* _What you are asked to do_: Repeat the whole listing exactly as written.

#### Data for processing

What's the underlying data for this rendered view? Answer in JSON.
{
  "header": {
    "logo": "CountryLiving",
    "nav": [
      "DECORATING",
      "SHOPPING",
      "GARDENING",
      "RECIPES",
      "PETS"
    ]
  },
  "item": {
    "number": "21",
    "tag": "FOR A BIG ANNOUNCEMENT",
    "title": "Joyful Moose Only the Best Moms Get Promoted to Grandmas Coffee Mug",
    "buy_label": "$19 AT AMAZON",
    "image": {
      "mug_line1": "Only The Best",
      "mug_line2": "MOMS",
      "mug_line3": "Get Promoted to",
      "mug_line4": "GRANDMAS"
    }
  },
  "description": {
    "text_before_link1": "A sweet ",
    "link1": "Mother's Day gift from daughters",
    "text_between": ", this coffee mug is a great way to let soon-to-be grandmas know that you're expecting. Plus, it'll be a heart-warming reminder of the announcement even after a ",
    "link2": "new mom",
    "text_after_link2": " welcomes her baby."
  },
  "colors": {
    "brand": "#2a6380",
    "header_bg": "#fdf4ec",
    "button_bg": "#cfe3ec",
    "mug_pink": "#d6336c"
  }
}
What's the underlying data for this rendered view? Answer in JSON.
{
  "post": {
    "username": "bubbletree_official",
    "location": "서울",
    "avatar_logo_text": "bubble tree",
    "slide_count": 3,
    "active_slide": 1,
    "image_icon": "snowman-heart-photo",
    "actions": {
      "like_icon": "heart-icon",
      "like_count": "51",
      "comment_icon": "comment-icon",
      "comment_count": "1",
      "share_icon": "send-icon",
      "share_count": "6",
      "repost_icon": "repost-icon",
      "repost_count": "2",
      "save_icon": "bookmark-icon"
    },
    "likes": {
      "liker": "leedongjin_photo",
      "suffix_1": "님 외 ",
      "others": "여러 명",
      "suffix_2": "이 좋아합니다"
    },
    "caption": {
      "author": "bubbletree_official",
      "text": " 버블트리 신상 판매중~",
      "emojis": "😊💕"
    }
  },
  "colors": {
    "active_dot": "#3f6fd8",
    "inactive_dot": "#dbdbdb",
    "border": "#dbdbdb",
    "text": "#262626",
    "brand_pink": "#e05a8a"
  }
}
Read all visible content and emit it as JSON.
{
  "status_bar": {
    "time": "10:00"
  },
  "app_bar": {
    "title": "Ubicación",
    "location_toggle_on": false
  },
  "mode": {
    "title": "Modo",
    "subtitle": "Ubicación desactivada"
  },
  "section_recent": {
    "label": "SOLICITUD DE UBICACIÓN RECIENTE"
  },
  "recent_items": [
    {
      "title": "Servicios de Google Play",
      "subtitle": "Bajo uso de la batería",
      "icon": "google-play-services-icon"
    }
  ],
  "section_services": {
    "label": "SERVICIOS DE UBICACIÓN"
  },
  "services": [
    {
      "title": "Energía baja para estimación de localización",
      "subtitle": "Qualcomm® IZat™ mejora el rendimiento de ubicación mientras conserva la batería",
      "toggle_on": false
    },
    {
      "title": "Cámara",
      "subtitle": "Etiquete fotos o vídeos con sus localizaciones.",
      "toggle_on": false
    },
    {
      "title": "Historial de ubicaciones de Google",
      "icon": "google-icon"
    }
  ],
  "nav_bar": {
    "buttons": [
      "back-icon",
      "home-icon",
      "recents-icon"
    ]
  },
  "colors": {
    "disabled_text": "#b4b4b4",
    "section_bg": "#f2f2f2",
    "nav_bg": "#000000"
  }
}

########

* _Full output_:
What's the underlying data for this rendered view? Answer in JSON.
{
  "header": {
    "logo": "CountryLiving",
    "nav": [
      "DECORATING",
      "SHOPPING",
      "GARDENING",
      "RECIPES",
      "PETS"
    ]
  },
  "item": {
    "number": "21",
    "tag": "FOR A BIG ANNOUNCEMENT",
    "title": "Joyful Moose Only the Best Moms Get Promoted to Grandmas Coffee Mug",
    "buy_label": "$19 AT AMAZON",
    "image": {
      "mug_line1": "Only The Best",
      "mug_line2": "MOMS",
      "mug_line3": "Get Promoted to",
      "mug_line4": "GRANDMAS"
    }
  },
  "description": {
    "text_before_link1": "A sweet ",
    "link1": "Mother's Day gift from daughters",
    "text_between": ", this coffee mug is a great way to let soon-to-be grandmas know that you're expecting. Plus, it'll be a heart-warming reminder of the announcement even after a ",
    "link2": "new mom",
    "text_after_link2": " welcomes her baby."
  },
  "colors": {
    "brand": "#2a6380",
    "header_bg": "#fdf4ec",
    "button_bg": "#cfe3ec",
    "mug_pink": "#d6336c"
  }
}
What's the underlying data for this rendered view? Answer in JSON.
{
  "post": {
    "username": "bubbletree_official",
    "location": "서울",
    "avatar_logo_text": "bubble tree",
    "slide_count": 3,
    "active_slide": 1,
    "image_icon": "snowman-heart-photo",
    "actions": {
      "like_icon": "heart-icon",
      "like_count": "51",
      "comment_icon": "comment-icon",
      "comment_count": "1",
      "share_icon": "send-icon",
      "share_count": "6",
      "repost_icon": "repost-icon",
      "repost_count": "2",
      "save_icon": "bookmark-icon"
    },
    "likes": {
      "liker": "leedongjin_photo",
      "suffix_1": "님 외 ",
      "others": "여러 명",
      "suffix_2": "이 좋아합니다"
    },
    "caption": {
      "author": "bubbletree_official",
      "text": " 버블트리 신상 판매중~",
      "emojis": "😊💕"
    }
  },
  "colors": {
    "active_dot": "#3f6fd8",
    "inactive_dot": "#dbdbdb",
    "border": "#dbdbdb",
    "text": "#262626",
    "brand_pink": "#e05a8a"
  }
}
Read all visible content and emit it as JSON.
{
  "status_bar": {
    "time": "10:00"
  },
  "app_bar": {
    "title": "Ubicación",
    "location_toggle_on": false
  },
  "mode": {
    "title": "Modo",
    "subtitle": "Ubicación desactivada"
  },
  "section_recent": {
    "label": "SOLICITUD DE UBICACIÓN RECIENTE"
  },
  "recent_items": [
    {
      "title": "Servicios de Google Play",
      "subtitle": "Bajo uso de la batería",
      "icon": "google-play-services-icon"
    }
  ],
  "section_services": {
    "label": "SERVICIOS DE UBICACIÓN"
  },
  "services": [
    {
      "title": "Energía baja para estimación de localización",
      "subtitle": "Qualcomm® IZat™ mejora el rendimiento de ubicación mientras conserva la batería",
      "toggle_on": false
    },
    {
      "title": "Cámara",
      "subtitle": "Etiquete fotos o vídeos con sus localizaciones.",
      "toggle_on": false
    },
    {
      "title": "Historial de ubicaciones de Google",
      "icon": "google-icon"
    }
  ],
  "nav_bar": {
    "buttons": [
      "back-icon",
      "home-icon",
      "recents-icon"
    ]
  },
  "colors": {
    "disabled_text": "#b4b4b4",
    "section_bg": "#f2f2f2",
    "nav_bg": "#000000"
  }
}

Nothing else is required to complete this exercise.